Data entries
= = = = =

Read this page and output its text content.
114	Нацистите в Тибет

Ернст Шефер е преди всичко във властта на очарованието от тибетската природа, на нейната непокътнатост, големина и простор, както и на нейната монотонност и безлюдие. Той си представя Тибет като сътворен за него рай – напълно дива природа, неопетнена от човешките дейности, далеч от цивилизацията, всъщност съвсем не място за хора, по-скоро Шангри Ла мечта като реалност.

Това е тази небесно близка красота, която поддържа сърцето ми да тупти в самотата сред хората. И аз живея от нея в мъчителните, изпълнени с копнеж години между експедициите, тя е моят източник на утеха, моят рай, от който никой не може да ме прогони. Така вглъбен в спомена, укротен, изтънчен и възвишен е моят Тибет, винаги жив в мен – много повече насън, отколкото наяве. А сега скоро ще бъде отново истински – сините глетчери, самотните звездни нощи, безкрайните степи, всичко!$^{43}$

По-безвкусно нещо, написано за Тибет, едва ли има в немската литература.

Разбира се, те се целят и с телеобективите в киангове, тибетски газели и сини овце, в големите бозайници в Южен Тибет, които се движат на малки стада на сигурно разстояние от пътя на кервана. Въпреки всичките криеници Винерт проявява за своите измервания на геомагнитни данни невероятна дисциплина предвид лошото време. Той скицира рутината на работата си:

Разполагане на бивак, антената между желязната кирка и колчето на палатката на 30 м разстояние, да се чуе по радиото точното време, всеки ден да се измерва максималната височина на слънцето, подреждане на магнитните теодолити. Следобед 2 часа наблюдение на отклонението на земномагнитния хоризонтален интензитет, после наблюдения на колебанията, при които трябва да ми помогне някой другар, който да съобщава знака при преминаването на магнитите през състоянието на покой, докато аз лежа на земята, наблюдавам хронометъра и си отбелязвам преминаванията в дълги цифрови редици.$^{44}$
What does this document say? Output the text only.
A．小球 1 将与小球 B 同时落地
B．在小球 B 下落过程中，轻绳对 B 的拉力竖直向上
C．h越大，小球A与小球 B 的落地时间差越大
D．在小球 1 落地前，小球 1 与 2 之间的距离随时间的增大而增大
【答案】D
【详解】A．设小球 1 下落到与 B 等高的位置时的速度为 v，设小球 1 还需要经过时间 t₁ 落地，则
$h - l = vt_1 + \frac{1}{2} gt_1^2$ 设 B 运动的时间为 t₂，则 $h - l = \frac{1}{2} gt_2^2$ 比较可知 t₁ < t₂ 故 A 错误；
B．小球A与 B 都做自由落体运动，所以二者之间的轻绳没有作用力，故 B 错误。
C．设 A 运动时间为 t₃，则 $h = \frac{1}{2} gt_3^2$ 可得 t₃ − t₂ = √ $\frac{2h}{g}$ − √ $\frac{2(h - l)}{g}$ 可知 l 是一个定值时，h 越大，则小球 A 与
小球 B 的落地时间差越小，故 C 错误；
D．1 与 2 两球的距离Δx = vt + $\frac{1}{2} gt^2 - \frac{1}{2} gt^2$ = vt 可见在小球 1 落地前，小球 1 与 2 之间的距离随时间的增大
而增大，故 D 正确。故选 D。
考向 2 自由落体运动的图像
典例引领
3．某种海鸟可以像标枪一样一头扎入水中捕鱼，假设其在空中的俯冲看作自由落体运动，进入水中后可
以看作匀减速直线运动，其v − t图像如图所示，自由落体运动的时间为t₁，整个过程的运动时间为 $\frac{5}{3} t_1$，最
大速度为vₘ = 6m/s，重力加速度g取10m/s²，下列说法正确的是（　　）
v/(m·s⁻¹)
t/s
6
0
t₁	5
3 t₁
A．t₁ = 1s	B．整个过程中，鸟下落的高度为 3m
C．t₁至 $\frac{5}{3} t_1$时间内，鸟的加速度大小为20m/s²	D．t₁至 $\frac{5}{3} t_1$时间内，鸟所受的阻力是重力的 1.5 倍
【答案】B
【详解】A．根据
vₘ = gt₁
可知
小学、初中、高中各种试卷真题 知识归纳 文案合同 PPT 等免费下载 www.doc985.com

= = = = =

SHORT EXERCISE – Return every line of the material exactly.

FINAL RESULT –
Read this page and output its text content.
114	Нацистите в Тибет

Ернст Шефер е преди всичко във властта на очарованието от тибетската природа, на нейната непокътнатост, големина и простор, както и на нейната монотонност и безлюдие. Той си представя Тибет като сътворен за него рай – напълно дива природа, неопетнена от човешките дейности, далеч от цивилизацията, всъщност съвсем не място за хора, по-скоро Шангри Ла мечта като реалност.

Това е тази небесно близка красота, която поддържа сърцето ми да тупти в самотата сред хората. И аз живея от нея в мъчителните, изпълнени с копнеж години между експедициите, тя е моят източник на утеха, моят рай, от който никой не може да ме прогони. Така вглъбен в спомена, укротен, изтънчен и възвишен е моят Тибет, винаги жив в мен – много повече насън, отколкото наяве. А сега скоро ще бъде отново истински – сините глетчери, самотните звездни нощи, безкрайните степи, всичко!$^{43}$

По-безвкусно нещо, написано за Тибет, едва ли има в немската литература.

Разбира се, те се целят и с телеобективите в киангове, тибетски газели и сини овце, в големите бозайници в Южен Тибет, които се движат на малки стада на сигурно разстояние от пътя на кервана. Въпреки всичките криеници Винерт проявява за своите измервания на геомагнитни данни невероятна дисциплина предвид лошото време. Той скицира рутината на работата си:

Разполагане на бивак, антената между желязната кирка и колчето на палатката на 30 м разстояние, да се чуе по радиото точното време, всеки ден да се измерва максималната височина на слънцето, подреждане на магнитните теодолити. Следобед 2 часа наблюдение на отклонението на земномагнитния хоризонтален интензитет, после наблюдения на колебанията, при които трябва да ми помогне някой другар, който да съобщава знака при преминаването на магнитите през състоянието на покой, докато аз лежа на земята, наблюдавам хронометъра и си отбелязвам преминаванията в дълги цифрови редици.$^{44}$
What does this document say? Output the text only.
A．小球 1 将与小球 B 同时落地
B．在小球 B 下落过程中，轻绳对 B 的拉力竖直向上
C．h越大，小球A与小球 B 的落地时间差越大
D．在小球 1 落地前，小球 1 与 2 之间的距离随时间的增大而增大
【答案】D
【详解】A．设小球 1 下落到与 B 等高的位置时的速度为 v，设小球 1 还需要经过时间 t₁ 落地，则
$h - l = vt_1 + \frac{1}{2} gt_1^2$ 设 B 运动的时间为 t₂，则 $h - l = \frac{1}{2} gt_2^2$ 比较可知 t₁ < t₂ 故 A 错误；
B．小球A与 B 都做自由落体运动，所以二者之间的轻绳没有作用力，故 B 错误。
C．设 A 运动时间为 t₃，则 $h = \frac{1}{2} gt_3^2$ 可得 t₃ − t₂ = √ $\frac{2h}{g}$ − √ $\frac{2(h - l)}{g}$ 可知 l 是一个定值时，h 越大，则小球 A 与
小球 B 的落地时间差越小，故 C 错误；
D．1 与 2 两球的距离Δx = vt + $\frac{1}{2} gt^2 - \frac{1}{2} gt^2$ = vt 可见在小球 1 落地前，小球 1 与 2 之间的距离随时间的增大
而增大，故 D 正确。故选 D。
考向 2 自由落体运动的图像
典例引领
3．某种海鸟可以像标枪一样一头扎入水中捕鱼，假设其在空中的俯冲看作自由落体运动，进入水中后可
以看作匀减速直线运动，其v − t图像如图所示，自由落体运动的时间为t₁，整个过程的运动时间为 $\frac{5}{3} t_1$，最
大速度为vₘ = 6m/s，重力加速度g取10m/s²，下列说法正确的是（　　）
v/(m·s⁻¹)
t/s
6
0
t₁	5
3 t₁
A．t₁ = 1s	B．整个过程中，鸟下落的高度为 3m
C．t₁至 $\frac{5}{3} t_1$时间内，鸟的加速度大小为20m/s²	D．t₁至 $\frac{5}{3} t_1$时间内，鸟所受的阻力是重力的 1.5 倍
【答案】B
【详解】A．根据
vₘ = gt₁
可知
小学、初中、高中各种试卷真题 知识归纳 文案合同 PPT 等免费下载 www.doc985.com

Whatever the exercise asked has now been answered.